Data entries
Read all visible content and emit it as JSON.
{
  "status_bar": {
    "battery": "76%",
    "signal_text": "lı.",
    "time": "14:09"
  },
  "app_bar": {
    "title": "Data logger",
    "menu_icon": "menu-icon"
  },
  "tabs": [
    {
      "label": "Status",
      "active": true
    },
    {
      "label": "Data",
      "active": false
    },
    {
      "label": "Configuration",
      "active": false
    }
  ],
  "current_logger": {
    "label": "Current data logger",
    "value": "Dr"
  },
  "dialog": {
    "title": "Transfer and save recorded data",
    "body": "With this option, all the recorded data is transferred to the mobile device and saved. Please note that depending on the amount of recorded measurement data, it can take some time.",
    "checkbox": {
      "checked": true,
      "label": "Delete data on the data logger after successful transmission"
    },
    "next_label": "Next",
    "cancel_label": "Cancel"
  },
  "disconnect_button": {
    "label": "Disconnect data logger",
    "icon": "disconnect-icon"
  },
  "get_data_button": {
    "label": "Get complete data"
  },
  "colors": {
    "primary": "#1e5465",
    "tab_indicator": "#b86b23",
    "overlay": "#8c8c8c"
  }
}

- [SHORT PROBLEM]: Reproduce the material precisely, including every line.

- [SOLUTION FOR THIS TASK]:
Read all visible content and emit it as JSON.
{
  "status_bar": {
    "battery": "76%",
    "signal_text": "lı.",
    "time": "14:09"
  },
  "app_bar": {
    "title": "Data logger",
    "menu_icon": "menu-icon"
  },
  "tabs": [
    {
      "label": "Status",
      "active": true
    },
    {
      "label": "Data",
      "active": false
    },
    {
      "label": "Configuration",
      "active": false
    }
  ],
  "current_logger": {
    "label": "Current data logger",
    "value": "Dr"
  },
  "dialog": {
    "title": "Transfer and save recorded data",
    "body": "With this option, all the recorded data is transferred to the mobile device and saved. Please note that depending on the amount of recorded measurement data, it can take some time.",
    "checkbox": {
      "checked": true,
      "label": "Delete data on the data logger after successful transmission"
    },
    "next_label": "Next",
    "cancel_label": "Cancel"
  },
  "disconnect_button": {
    "label": "Disconnect data logger",
    "icon": "disconnect-icon"
  },
  "get_data_button": {
    "label": "Get complete data"
  },
  "colors": {
    "primary": "#1e5465",
    "tab_indicator": "#b86b23",
    "overlay": "#8c8c8c"
  }
}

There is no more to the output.